**Task to complete**
Gather all lines in the records below that include the word "Sampling".

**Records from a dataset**
++++++++
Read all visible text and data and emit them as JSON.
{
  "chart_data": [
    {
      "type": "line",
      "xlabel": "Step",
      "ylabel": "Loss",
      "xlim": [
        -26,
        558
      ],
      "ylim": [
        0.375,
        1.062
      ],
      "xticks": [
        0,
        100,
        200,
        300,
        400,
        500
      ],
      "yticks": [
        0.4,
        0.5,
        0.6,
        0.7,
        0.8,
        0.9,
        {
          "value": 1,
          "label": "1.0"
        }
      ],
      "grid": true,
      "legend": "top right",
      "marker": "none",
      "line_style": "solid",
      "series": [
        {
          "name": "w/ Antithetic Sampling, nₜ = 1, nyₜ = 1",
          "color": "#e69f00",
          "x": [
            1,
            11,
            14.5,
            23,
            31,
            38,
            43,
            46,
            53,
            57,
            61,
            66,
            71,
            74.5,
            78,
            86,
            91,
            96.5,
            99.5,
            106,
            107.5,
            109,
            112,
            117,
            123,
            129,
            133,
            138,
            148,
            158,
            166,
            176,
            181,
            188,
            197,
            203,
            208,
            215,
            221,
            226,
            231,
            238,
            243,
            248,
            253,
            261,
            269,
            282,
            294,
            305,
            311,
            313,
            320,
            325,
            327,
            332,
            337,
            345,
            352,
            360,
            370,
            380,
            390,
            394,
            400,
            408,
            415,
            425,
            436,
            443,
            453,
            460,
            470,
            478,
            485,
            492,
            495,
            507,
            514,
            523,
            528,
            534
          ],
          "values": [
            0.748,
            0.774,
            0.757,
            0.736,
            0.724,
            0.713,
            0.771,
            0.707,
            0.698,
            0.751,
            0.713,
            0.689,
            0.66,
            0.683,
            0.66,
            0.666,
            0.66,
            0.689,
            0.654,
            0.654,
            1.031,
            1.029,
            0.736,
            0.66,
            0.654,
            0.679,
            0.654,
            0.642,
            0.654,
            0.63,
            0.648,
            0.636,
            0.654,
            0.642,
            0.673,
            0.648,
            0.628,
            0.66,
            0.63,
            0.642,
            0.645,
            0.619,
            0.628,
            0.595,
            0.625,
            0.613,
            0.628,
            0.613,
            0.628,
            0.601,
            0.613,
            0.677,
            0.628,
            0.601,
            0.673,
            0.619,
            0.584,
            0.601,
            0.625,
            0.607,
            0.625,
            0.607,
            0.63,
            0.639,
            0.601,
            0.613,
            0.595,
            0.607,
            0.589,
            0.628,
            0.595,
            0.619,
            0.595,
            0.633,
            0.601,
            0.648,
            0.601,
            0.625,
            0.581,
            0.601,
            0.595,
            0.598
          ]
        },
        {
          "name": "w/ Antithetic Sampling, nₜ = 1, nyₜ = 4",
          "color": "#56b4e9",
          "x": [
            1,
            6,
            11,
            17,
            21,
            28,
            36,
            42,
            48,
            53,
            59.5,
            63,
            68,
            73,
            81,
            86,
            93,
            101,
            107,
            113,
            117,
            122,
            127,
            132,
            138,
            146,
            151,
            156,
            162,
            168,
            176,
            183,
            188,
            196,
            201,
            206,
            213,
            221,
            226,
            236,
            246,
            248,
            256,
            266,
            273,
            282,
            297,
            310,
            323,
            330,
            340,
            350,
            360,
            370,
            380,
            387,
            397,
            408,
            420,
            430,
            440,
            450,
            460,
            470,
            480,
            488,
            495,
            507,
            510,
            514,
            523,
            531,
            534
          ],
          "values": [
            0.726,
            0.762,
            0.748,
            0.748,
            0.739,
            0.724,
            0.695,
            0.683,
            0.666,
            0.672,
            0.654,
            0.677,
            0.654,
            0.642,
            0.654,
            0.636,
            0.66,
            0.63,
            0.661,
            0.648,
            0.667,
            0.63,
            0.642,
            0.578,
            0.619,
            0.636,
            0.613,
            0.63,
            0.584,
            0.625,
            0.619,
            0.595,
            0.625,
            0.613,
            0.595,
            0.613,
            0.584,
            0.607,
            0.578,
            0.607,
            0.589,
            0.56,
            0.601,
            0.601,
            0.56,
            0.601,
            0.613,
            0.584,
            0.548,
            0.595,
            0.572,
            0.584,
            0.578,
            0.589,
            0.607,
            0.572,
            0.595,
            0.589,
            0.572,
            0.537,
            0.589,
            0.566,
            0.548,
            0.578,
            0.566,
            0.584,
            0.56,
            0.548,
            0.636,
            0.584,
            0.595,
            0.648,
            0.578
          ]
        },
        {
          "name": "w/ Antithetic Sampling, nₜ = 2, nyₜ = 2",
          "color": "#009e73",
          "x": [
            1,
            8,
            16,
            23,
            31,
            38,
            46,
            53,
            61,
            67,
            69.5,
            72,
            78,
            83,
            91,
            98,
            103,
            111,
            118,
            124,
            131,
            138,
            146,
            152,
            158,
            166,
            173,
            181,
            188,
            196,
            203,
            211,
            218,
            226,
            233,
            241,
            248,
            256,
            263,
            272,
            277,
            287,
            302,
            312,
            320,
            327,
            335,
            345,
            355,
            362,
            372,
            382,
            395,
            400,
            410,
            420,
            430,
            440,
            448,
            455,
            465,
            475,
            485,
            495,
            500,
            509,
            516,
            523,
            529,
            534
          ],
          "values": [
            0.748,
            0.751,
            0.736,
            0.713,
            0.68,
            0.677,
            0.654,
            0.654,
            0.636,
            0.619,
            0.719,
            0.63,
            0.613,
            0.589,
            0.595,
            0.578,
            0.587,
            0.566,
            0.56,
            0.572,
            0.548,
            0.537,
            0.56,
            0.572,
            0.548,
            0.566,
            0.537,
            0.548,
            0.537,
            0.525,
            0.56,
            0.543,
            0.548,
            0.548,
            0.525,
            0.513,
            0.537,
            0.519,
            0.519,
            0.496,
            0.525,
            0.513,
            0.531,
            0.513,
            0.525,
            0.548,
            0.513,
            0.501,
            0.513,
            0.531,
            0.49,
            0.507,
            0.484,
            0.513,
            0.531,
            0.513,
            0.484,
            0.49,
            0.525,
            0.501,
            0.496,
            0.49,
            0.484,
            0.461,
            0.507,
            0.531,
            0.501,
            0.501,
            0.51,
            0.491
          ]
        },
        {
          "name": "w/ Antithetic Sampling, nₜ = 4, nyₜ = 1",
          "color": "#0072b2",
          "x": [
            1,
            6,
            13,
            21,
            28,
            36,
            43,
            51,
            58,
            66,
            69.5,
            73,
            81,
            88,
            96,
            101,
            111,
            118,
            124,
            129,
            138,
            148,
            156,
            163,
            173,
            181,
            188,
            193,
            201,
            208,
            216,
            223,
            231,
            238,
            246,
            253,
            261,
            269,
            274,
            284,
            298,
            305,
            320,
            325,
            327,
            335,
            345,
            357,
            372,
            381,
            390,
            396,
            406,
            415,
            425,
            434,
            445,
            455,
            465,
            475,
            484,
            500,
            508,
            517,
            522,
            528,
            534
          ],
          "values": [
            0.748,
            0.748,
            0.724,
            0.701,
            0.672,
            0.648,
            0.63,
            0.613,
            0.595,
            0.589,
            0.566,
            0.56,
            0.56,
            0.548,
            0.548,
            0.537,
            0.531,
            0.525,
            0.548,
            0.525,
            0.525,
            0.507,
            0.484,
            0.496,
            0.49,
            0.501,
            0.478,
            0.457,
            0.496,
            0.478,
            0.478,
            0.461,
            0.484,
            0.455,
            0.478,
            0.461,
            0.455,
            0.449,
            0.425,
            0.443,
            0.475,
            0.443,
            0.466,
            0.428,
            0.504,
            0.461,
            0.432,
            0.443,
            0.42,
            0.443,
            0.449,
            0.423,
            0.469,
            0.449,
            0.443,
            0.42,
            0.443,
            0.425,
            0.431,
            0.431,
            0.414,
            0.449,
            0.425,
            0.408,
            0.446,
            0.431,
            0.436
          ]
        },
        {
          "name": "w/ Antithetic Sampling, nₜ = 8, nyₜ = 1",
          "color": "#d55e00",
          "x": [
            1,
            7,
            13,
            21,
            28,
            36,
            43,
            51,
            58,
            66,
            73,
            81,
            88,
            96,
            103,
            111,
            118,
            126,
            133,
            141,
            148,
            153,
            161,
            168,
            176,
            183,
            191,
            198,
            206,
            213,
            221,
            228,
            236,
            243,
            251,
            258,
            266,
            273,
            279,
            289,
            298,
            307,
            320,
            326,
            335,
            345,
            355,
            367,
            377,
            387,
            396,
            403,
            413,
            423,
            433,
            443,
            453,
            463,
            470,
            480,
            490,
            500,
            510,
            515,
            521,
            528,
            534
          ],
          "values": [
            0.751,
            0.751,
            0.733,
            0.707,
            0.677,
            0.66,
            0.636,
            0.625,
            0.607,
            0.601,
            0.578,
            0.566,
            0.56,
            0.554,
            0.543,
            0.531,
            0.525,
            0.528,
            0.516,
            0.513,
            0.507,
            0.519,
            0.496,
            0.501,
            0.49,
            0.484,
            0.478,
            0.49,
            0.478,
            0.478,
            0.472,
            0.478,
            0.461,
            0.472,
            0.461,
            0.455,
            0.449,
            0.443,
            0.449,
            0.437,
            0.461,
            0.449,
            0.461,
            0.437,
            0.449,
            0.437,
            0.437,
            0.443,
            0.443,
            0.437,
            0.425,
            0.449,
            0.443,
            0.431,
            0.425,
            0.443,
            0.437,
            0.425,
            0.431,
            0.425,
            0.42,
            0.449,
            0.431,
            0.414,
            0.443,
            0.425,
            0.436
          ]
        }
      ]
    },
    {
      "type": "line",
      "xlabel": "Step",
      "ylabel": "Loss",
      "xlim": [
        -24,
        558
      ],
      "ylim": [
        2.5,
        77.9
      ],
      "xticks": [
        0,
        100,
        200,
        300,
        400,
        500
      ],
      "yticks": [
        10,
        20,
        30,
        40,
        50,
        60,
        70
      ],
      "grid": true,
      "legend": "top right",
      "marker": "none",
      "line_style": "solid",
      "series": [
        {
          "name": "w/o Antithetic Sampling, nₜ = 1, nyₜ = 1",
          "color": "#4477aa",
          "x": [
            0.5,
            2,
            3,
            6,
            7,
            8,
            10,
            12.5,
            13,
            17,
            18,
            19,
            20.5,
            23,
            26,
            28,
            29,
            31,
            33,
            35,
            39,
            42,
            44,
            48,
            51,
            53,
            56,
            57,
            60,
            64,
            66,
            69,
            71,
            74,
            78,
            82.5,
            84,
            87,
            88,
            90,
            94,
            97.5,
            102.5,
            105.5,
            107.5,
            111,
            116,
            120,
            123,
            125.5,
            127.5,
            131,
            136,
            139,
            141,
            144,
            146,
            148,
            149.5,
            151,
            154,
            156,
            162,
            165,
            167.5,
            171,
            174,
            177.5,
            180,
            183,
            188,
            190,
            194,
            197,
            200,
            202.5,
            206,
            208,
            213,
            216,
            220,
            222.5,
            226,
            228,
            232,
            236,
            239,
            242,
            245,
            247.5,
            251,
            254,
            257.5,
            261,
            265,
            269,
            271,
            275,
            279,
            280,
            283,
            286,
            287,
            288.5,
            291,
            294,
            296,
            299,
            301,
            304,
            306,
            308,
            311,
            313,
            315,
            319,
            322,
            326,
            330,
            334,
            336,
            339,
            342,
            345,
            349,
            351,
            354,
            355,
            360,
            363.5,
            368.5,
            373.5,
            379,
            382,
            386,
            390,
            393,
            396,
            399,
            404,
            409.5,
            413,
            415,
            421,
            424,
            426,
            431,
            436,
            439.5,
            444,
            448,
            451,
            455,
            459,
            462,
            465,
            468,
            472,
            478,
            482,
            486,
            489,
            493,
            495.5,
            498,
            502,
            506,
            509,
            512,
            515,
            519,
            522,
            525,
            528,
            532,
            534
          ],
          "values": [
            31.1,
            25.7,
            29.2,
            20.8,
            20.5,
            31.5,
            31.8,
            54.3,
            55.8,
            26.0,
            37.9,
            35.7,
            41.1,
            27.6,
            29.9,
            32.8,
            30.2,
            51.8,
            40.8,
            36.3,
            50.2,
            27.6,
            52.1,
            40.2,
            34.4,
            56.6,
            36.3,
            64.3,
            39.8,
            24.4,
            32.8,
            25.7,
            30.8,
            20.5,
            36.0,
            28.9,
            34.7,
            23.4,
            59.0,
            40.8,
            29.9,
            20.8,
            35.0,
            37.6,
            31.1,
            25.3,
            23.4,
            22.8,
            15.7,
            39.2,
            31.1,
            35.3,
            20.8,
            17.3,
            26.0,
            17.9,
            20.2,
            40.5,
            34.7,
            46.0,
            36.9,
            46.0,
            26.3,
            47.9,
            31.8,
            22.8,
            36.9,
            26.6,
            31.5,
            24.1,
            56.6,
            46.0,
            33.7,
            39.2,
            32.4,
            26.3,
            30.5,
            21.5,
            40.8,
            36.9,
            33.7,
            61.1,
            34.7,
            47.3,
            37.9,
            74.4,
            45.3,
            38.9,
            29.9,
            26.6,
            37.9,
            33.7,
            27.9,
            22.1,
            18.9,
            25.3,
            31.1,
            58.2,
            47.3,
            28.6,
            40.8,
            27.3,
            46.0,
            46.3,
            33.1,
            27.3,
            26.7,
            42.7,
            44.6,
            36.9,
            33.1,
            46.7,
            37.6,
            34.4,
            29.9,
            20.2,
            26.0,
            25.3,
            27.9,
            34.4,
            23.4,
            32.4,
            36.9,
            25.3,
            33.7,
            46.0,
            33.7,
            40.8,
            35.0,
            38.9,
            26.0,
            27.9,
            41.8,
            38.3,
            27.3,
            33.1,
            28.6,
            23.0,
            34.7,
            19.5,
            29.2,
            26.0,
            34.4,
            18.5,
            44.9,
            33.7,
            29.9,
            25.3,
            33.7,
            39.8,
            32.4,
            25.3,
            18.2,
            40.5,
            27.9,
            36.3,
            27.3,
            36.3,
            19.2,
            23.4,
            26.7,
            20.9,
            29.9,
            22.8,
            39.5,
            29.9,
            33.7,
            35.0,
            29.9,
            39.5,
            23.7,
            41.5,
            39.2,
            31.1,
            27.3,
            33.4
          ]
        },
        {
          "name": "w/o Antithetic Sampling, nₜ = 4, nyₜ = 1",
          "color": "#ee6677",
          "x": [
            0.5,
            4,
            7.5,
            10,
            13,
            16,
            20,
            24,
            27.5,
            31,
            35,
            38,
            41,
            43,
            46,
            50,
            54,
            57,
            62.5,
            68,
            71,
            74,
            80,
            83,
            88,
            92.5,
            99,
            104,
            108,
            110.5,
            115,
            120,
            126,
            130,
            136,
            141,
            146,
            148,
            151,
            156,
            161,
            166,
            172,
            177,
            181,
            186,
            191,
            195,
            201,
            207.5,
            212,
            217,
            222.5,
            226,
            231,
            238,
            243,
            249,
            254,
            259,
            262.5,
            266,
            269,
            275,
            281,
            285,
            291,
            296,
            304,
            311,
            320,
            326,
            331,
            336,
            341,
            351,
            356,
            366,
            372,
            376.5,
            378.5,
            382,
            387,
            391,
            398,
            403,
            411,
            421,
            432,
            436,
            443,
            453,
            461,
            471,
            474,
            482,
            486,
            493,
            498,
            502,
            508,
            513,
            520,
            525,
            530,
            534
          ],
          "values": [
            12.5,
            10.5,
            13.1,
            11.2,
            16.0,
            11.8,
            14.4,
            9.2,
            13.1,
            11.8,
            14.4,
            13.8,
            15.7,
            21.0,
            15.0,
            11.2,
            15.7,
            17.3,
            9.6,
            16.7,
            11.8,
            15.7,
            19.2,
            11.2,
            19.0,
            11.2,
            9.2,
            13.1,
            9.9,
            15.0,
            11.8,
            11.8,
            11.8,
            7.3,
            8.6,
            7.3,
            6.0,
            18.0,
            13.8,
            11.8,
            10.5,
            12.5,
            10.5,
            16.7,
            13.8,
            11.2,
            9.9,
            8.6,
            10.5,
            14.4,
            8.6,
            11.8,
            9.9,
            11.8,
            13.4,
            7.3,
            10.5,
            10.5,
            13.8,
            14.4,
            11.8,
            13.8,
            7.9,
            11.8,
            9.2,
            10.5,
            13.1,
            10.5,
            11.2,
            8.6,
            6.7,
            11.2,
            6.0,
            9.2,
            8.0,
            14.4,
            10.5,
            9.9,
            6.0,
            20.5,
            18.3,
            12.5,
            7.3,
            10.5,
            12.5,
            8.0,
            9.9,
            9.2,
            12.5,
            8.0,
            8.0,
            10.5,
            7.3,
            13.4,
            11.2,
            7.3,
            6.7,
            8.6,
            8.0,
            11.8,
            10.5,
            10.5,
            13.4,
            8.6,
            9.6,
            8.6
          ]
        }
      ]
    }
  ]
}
++++++++
**The solution**
          "name": "w/ Antithetic Sampling, nₜ = 1, nyₜ = 1",
          "name": "w/ Antithetic Sampling, nₜ = 1, nyₜ = 4",
          "name": "w/ Antithetic Sampling, nₜ = 2, nyₜ = 2",
          "name": "w/ Antithetic Sampling, nₜ = 4, nyₜ = 1",
          "name": "w/ Antithetic Sampling, nₜ = 8, nyₜ = 1",
          "name": "w/o Antithetic Sampling, nₜ = 1, nyₜ = 1",
          "name": "w/o Antithetic Sampling, nₜ = 4, nyₜ = 1",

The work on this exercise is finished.